(Stored data entries)
╔══

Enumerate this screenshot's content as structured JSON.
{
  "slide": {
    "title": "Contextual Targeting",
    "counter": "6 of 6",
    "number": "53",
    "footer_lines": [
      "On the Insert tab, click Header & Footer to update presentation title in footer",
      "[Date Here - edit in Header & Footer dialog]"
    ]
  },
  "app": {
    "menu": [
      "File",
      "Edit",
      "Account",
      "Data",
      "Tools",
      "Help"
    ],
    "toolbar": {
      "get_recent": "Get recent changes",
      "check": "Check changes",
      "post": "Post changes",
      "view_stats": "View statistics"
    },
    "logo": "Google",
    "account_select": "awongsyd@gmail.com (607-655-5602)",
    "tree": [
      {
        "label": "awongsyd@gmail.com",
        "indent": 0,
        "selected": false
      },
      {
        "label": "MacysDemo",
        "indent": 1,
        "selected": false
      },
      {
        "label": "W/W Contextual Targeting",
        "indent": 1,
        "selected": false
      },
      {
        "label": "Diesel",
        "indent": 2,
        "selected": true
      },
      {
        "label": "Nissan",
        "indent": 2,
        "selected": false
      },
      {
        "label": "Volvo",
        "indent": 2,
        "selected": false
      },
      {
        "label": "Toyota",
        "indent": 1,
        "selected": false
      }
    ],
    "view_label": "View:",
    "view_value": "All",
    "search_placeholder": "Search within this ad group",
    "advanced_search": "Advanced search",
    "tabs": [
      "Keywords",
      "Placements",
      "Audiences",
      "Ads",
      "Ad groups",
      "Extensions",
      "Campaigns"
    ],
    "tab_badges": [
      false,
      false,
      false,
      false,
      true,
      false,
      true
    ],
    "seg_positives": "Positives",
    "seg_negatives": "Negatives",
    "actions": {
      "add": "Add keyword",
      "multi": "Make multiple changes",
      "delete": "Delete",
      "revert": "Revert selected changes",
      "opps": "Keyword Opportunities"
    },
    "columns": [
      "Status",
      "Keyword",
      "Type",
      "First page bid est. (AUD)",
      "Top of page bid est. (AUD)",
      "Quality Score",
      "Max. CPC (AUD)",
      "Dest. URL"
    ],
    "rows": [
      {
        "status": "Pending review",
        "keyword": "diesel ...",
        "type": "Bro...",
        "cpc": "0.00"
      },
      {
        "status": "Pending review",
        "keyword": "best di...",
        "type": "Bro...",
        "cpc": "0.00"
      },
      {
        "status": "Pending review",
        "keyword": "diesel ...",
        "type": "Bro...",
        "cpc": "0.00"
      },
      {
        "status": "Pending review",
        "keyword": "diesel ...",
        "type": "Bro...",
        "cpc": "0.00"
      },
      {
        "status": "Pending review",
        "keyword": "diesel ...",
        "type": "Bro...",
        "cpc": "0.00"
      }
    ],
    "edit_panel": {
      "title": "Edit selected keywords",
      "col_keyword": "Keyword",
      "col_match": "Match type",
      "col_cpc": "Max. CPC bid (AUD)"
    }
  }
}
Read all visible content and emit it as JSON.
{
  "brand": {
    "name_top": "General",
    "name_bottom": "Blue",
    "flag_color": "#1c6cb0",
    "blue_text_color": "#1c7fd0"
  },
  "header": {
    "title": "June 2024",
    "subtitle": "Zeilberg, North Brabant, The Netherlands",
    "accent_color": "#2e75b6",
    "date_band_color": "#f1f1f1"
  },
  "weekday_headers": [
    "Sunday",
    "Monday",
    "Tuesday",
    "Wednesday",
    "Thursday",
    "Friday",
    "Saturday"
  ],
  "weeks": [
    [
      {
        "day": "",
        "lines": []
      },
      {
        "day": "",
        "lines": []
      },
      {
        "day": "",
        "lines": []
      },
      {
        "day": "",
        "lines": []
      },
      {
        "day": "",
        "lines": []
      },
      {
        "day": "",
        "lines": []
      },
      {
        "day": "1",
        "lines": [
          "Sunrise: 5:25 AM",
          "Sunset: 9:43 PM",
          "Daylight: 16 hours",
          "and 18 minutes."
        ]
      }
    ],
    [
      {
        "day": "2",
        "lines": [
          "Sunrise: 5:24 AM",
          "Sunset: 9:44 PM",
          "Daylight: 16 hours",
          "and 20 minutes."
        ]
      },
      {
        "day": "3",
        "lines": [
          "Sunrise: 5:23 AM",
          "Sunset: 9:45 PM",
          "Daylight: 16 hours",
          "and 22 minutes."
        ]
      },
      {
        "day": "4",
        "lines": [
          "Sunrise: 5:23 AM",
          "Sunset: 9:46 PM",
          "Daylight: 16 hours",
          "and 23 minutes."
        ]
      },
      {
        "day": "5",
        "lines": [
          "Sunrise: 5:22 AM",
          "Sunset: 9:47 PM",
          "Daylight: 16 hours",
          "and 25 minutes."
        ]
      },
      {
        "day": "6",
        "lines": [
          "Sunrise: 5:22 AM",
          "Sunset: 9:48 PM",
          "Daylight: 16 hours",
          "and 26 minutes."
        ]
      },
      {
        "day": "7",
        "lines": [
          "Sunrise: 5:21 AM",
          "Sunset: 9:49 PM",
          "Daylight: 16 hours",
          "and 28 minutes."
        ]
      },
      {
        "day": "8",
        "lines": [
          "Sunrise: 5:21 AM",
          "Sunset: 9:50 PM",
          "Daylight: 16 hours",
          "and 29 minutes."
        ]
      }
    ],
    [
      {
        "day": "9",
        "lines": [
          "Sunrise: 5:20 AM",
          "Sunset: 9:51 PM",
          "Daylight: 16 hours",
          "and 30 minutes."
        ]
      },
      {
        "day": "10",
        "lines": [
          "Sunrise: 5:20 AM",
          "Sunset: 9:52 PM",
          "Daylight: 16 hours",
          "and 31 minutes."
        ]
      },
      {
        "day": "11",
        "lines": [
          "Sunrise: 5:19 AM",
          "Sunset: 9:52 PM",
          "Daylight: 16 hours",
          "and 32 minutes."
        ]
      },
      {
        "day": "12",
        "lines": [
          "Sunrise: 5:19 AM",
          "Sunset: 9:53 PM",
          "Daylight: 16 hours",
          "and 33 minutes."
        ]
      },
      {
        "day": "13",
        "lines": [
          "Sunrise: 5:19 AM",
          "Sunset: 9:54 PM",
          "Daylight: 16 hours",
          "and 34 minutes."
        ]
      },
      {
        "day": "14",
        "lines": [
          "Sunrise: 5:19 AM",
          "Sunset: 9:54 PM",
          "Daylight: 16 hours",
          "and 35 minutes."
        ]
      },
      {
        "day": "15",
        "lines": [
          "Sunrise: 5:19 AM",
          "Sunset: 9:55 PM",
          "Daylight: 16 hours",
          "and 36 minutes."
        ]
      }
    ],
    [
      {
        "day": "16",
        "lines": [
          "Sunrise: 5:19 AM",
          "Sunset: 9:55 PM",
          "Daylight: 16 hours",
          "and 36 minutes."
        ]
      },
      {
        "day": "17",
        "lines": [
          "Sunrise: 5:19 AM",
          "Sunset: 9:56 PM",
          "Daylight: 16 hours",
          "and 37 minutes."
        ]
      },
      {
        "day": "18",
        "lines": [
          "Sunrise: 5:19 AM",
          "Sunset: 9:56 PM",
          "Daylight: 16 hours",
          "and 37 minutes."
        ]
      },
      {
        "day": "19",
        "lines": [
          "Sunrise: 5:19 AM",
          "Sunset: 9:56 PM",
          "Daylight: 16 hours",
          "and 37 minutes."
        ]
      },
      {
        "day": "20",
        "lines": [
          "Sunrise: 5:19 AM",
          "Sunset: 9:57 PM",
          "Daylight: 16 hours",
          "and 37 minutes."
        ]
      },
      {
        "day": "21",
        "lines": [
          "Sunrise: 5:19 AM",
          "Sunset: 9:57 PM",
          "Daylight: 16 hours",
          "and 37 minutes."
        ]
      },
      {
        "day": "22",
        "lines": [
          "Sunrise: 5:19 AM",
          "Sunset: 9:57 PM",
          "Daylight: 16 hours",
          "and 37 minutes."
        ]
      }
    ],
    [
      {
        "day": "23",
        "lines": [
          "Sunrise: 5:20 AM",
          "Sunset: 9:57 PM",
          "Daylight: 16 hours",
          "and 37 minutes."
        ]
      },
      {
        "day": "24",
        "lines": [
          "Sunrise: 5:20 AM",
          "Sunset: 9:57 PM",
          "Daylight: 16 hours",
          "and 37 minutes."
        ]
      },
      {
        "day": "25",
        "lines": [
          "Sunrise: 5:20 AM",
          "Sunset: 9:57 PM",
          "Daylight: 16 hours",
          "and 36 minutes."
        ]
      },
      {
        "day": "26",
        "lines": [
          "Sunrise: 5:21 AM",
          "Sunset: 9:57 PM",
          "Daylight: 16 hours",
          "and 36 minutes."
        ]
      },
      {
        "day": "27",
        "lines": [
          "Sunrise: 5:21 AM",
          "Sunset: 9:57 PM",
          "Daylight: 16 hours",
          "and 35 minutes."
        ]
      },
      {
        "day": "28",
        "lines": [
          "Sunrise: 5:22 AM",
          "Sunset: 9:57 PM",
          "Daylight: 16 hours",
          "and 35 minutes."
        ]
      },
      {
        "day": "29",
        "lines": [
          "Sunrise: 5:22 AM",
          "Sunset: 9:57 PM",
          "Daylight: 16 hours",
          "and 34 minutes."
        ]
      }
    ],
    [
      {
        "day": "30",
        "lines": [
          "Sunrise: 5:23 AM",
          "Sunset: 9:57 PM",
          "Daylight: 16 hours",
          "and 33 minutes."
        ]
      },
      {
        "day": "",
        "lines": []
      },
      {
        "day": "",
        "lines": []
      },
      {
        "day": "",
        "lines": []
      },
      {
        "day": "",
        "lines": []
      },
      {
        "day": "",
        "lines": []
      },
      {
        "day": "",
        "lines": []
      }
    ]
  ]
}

╚══

Exercise prompt >>
Look through the records and gather every line containing "content".

Correct result >>
Enumerate this screenshot's content as structured JSON.
Read all visible content and emit it as JSON.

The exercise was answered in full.